Required task — Extract every line below that contains the word "PREGUNTA".
::::::::
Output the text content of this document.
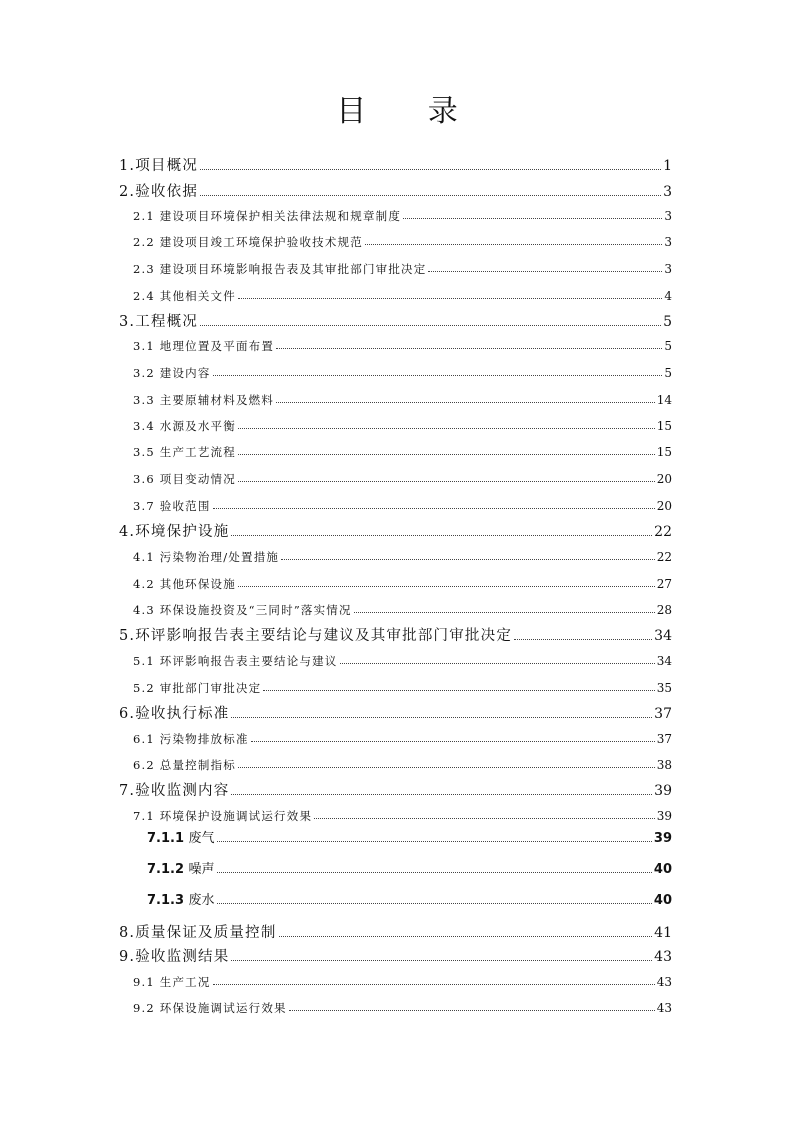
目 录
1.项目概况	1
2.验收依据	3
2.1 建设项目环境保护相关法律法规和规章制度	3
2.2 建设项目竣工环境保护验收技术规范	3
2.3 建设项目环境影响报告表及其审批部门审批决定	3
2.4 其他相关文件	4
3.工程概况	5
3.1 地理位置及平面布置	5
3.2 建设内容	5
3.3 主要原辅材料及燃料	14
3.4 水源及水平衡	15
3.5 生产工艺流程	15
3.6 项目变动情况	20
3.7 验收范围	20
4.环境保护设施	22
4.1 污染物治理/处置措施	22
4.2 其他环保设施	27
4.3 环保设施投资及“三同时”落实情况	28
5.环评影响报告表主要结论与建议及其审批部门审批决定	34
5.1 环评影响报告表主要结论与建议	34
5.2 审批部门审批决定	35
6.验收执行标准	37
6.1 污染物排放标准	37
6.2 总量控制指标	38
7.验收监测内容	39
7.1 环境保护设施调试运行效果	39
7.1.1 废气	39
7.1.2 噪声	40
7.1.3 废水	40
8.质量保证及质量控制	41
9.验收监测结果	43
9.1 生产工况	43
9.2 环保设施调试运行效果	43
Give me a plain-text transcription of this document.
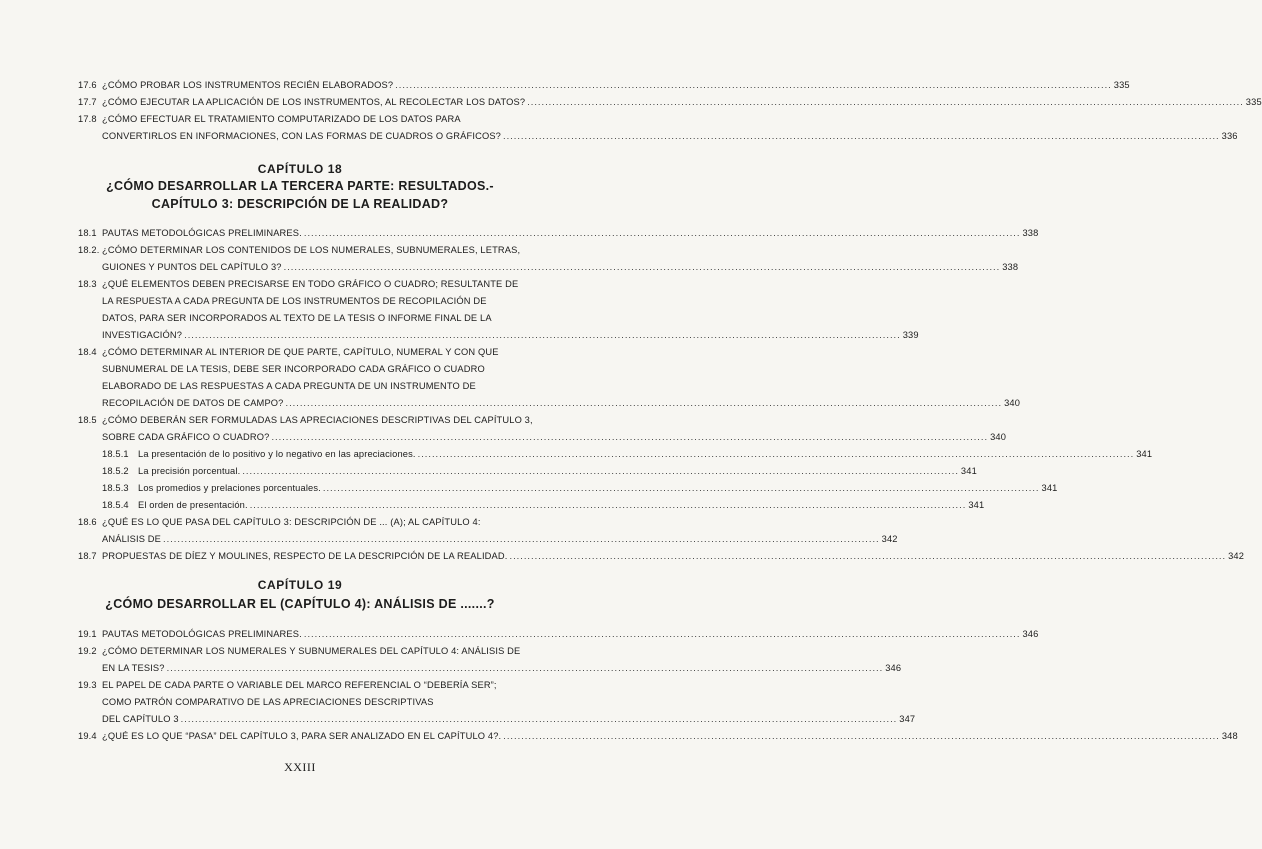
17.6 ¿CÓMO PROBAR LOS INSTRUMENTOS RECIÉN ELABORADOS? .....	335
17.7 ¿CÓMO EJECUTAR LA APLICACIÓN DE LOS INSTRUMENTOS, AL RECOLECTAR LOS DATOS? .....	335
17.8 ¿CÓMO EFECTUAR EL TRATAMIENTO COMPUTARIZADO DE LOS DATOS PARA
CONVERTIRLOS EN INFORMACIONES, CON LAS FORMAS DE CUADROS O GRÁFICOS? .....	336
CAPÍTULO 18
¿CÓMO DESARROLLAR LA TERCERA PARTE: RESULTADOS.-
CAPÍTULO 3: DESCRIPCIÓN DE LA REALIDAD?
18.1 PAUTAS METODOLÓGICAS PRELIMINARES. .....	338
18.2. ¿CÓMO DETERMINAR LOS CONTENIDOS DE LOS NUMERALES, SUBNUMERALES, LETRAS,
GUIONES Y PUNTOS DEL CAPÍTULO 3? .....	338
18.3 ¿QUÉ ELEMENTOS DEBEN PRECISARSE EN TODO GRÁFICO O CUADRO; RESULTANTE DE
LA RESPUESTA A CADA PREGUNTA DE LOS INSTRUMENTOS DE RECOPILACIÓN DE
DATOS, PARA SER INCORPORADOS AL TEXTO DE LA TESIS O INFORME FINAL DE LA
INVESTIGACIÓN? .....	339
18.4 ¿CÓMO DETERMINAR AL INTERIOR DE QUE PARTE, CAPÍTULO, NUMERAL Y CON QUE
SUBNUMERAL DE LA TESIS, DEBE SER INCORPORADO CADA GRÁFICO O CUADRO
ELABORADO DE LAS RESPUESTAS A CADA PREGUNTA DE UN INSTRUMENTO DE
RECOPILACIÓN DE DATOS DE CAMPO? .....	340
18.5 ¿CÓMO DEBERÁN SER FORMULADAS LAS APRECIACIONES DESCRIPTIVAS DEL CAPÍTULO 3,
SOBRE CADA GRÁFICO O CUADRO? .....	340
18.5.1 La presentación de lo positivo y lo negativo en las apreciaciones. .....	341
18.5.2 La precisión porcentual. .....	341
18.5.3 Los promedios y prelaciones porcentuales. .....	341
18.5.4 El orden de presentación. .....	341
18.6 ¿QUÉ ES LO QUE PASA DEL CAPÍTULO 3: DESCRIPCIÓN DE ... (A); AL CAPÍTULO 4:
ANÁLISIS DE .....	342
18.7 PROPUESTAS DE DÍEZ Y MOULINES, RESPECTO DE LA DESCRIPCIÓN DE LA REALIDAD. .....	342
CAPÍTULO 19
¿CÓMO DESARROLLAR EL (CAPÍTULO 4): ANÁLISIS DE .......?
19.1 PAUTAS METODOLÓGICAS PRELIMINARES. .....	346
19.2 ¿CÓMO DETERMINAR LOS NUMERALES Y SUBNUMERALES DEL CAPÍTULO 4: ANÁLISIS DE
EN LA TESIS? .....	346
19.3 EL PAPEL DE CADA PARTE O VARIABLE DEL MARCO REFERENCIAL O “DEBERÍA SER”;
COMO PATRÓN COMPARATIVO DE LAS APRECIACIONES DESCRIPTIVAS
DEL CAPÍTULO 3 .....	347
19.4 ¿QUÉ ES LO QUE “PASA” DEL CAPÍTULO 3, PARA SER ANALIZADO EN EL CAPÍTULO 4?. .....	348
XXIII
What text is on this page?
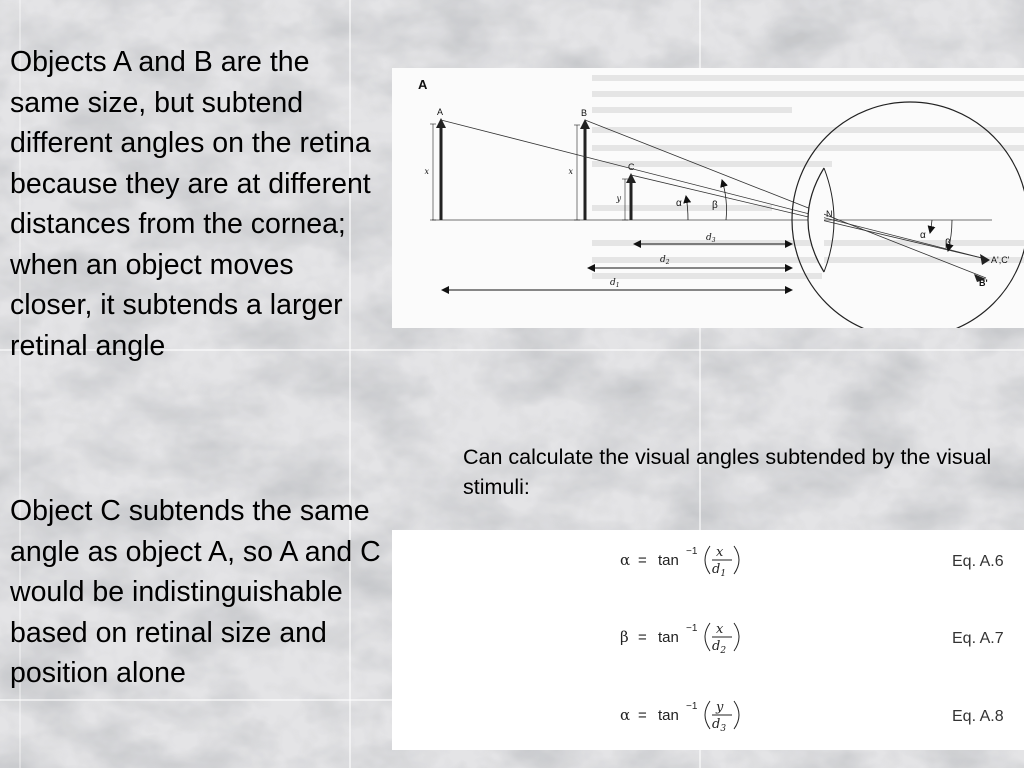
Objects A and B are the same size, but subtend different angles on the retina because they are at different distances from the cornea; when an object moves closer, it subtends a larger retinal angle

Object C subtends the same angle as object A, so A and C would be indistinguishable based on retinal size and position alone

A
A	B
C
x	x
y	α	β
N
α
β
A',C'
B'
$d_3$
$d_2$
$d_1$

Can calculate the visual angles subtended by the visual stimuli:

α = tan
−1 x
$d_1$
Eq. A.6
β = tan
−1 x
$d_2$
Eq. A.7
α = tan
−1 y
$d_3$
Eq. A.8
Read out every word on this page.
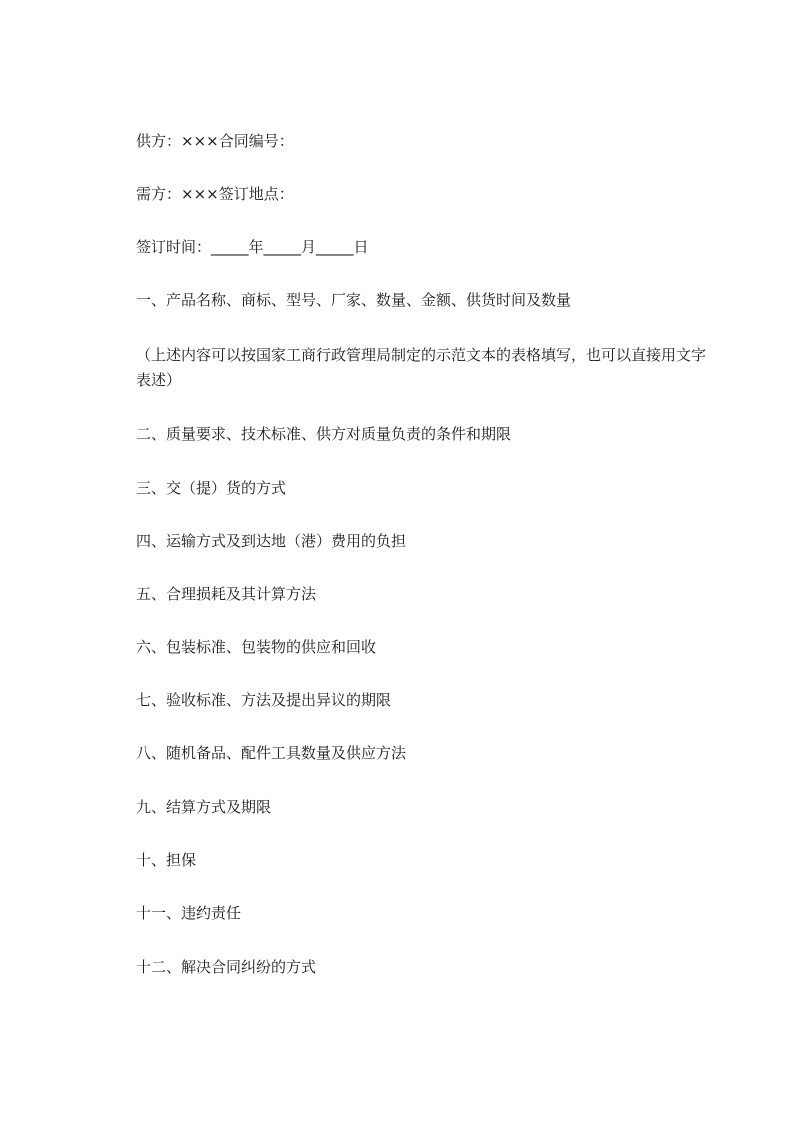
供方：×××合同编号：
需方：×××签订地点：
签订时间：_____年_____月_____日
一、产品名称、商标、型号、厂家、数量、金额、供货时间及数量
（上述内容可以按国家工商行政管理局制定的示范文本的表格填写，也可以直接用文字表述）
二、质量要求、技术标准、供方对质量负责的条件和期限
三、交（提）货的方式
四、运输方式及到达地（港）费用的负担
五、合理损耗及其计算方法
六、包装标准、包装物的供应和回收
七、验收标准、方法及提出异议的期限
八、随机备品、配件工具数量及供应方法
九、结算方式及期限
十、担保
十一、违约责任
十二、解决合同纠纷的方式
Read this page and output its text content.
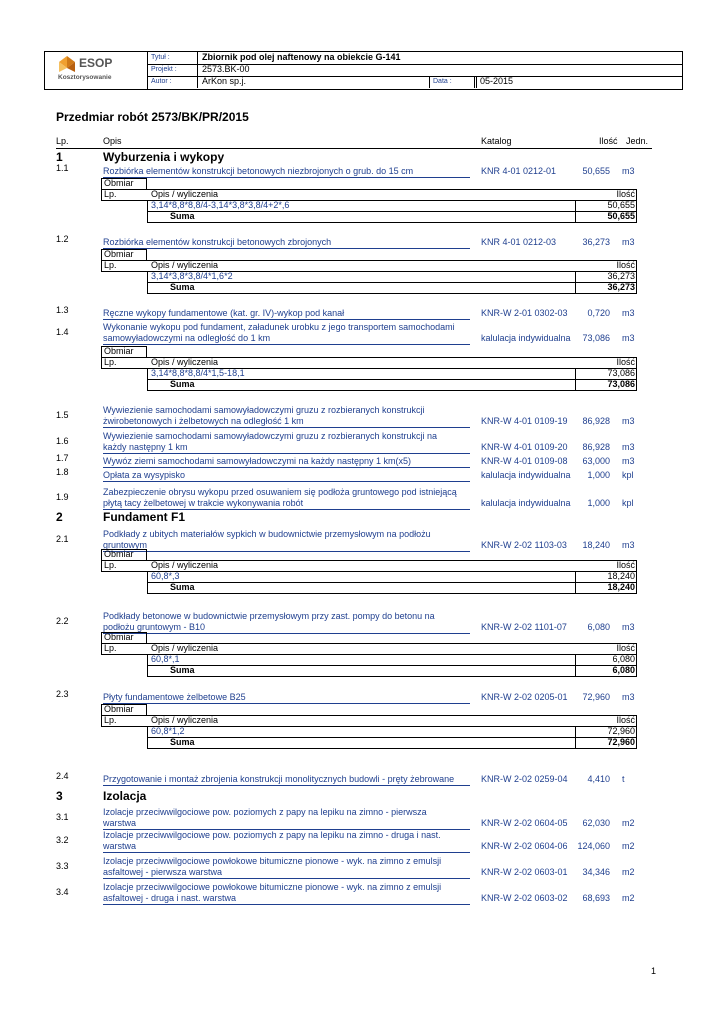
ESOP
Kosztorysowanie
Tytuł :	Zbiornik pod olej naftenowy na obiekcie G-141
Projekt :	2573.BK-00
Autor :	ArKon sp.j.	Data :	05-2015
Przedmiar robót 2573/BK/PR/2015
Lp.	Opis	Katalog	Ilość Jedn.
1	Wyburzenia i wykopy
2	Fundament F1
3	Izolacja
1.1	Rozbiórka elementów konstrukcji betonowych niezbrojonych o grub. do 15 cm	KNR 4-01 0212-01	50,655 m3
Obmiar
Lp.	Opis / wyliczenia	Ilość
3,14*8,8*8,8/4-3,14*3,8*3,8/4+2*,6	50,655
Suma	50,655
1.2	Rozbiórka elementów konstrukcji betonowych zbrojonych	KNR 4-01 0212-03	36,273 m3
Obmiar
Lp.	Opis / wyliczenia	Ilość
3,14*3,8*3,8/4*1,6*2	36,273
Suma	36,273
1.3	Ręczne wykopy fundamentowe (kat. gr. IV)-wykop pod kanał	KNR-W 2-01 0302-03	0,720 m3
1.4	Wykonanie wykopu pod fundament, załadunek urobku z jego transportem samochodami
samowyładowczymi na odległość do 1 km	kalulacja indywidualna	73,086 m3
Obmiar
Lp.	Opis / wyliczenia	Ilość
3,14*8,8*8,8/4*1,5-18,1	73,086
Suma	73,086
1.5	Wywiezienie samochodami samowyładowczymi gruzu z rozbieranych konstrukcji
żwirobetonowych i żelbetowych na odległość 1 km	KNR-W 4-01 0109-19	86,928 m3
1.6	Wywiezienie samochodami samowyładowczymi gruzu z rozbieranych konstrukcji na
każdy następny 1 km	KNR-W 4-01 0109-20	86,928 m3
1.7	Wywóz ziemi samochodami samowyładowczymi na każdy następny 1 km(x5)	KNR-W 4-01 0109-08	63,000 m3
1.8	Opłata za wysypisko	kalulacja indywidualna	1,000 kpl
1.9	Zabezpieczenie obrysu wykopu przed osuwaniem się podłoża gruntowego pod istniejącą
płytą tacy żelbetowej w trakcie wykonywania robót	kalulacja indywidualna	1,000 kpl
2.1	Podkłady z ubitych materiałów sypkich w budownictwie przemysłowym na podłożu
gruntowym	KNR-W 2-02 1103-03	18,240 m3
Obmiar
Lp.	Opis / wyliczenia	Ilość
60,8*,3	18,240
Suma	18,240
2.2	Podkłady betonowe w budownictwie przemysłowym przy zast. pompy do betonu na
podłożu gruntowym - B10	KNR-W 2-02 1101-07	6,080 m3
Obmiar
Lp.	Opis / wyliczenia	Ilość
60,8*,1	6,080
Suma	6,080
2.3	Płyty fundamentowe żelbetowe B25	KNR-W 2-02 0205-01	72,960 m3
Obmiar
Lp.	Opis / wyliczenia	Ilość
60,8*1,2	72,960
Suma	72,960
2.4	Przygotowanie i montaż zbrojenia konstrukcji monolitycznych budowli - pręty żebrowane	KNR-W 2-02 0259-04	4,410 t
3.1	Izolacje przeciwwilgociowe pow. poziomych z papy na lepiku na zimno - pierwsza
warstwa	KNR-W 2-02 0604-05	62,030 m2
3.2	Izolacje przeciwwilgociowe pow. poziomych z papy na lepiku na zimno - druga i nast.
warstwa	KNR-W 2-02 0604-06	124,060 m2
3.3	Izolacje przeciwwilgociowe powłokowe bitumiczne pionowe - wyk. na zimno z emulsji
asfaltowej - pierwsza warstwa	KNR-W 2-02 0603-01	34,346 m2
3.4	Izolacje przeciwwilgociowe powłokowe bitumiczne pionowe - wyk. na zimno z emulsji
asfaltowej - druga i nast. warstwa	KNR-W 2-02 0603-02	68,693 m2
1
::::::::
Task output —
LA RESPUESTA A CADA PREGUNTA DE LOS INSTRUMENTOS DE RECOPILACIÓN DE
ELABORADO DE LAS RESPUESTAS A CADA PREGUNTA DE UN INSTRUMENTO DE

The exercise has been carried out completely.